::: Records supplied

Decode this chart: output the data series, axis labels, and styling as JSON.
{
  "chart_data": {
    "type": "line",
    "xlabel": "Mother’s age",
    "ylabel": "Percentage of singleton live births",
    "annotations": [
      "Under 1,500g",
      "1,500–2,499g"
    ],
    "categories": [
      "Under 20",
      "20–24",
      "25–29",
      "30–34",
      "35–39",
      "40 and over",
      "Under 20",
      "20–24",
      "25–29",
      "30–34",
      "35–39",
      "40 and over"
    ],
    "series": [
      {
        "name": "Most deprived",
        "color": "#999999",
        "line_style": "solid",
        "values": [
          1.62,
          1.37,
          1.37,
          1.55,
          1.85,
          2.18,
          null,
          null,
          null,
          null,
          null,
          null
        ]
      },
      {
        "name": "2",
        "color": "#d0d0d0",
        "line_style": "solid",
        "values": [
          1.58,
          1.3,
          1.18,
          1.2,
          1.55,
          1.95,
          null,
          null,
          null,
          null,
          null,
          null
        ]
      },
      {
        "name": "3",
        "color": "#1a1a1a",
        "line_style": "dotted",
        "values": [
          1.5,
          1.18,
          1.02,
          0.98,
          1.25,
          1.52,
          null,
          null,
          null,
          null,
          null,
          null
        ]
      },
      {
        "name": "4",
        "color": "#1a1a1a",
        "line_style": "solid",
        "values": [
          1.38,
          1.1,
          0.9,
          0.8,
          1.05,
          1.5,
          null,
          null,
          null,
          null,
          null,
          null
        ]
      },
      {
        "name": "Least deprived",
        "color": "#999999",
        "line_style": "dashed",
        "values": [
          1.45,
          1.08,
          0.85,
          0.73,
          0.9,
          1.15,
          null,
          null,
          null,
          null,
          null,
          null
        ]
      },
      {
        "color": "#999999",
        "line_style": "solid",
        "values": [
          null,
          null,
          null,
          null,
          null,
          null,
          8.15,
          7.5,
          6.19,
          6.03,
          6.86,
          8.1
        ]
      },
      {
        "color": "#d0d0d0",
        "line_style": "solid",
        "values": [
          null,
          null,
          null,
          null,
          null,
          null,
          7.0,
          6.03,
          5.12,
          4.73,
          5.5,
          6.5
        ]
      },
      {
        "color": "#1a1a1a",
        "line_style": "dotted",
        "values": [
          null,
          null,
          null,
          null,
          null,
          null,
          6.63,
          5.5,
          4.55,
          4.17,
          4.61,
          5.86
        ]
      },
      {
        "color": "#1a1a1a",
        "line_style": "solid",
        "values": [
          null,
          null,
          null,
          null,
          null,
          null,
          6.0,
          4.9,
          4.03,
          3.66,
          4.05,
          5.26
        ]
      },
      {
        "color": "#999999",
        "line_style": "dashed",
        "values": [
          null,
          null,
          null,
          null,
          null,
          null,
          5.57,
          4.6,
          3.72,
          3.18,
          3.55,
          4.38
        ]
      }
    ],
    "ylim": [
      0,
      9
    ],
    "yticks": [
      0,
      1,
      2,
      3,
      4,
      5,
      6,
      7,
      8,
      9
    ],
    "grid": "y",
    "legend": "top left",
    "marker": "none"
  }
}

::::::

== Required work ==
Output each record precisely as given.

== Written reply ==
Decode this chart: output the data series, axis labels, and styling as JSON.
{
  "chart_data": {
    "type": "line",
    "xlabel": "Mother’s age",
    "ylabel": "Percentage of singleton live births",
    "annotations": [
      "Under 1,500g",
      "1,500–2,499g"
    ],
    "categories": [
      "Under 20",
      "20–24",
      "25–29",
      "30–34",
      "35–39",
      "40 and over",
      "Under 20",
      "20–24",
      "25–29",
      "30–34",
      "35–39",
      "40 and over"
    ],
    "series": [
      {
        "name": "Most deprived",
        "color": "#999999",
        "line_style": "solid",
        "values": [
          1.62,
          1.37,
          1.37,
          1.55,
          1.85,
          2.18,
          null,
          null,
          null,
          null,
          null,
          null
        ]
      },
      {
        "name": "2",
        "color": "#d0d0d0",
        "line_style": "solid",
        "values": [
          1.58,
          1.3,
          1.18,
          1.2,
          1.55,
          1.95,
          null,
          null,
          null,
          null,
          null,
          null
        ]
      },
      {
        "name": "3",
        "color": "#1a1a1a",
        "line_style": "dotted",
        "values": [
          1.5,
          1.18,
          1.02,
          0.98,
          1.25,
          1.52,
          null,
          null,
          null,
          null,
          null,
          null
        ]
      },
      {
        "name": "4",
        "color": "#1a1a1a",
        "line_style": "solid",
        "values": [
          1.38,
          1.1,
          0.9,
          0.8,
          1.05,
          1.5,
          null,
          null,
          null,
          null,
          null,
          null
        ]
      },
      {
        "name": "Least deprived",
        "color": "#999999",
        "line_style": "dashed",
        "values": [
          1.45,
          1.08,
          0.85,
          0.73,
          0.9,
          1.15,
          null,
          null,
          null,
          null,
          null,
          null
        ]
      },
      {
        "color": "#999999",
        "line_style": "solid",
        "values": [
          null,
          null,
          null,
          null,
          null,
          null,
          8.15,
          7.5,
          6.19,
          6.03,
          6.86,
          8.1
        ]
      },
      {
        "color": "#d0d0d0",
        "line_style": "solid",
        "values": [
          null,
          null,
          null,
          null,
          null,
          null,
          7.0,
          6.03,
          5.12,
          4.73,
          5.5,
          6.5
        ]
      },
      {
        "color": "#1a1a1a",
        "line_style": "dotted",
        "values": [
          null,
          null,
          null,
          null,
          null,
          null,
          6.63,
          5.5,
          4.55,
          4.17,
          4.61,
          5.86
        ]
      },
      {
        "color": "#1a1a1a",
        "line_style": "solid",
        "values": [
          null,
          null,
          null,
          null,
          null,
          null,
          6.0,
          4.9,
          4.03,
          3.66,
          4.05,
          5.26
        ]
      },
      {
        "color": "#999999",
        "line_style": "dashed",
        "values": [
          null,
          null,
          null,
          null,
          null,
          null,
          5.57,
          4.6,
          3.72,
          3.18,
          3.55,
          4.38
        ]
      }
    ],
    "ylim": [
      0,
      9
    ],
    "yticks": [
      0,
      1,
      2,
      3,
      4,
      5,
      6,
      7,
      8,
      9
    ],
    "grid": "y",
    "legend": "top left",
    "marker": "none"
  }
}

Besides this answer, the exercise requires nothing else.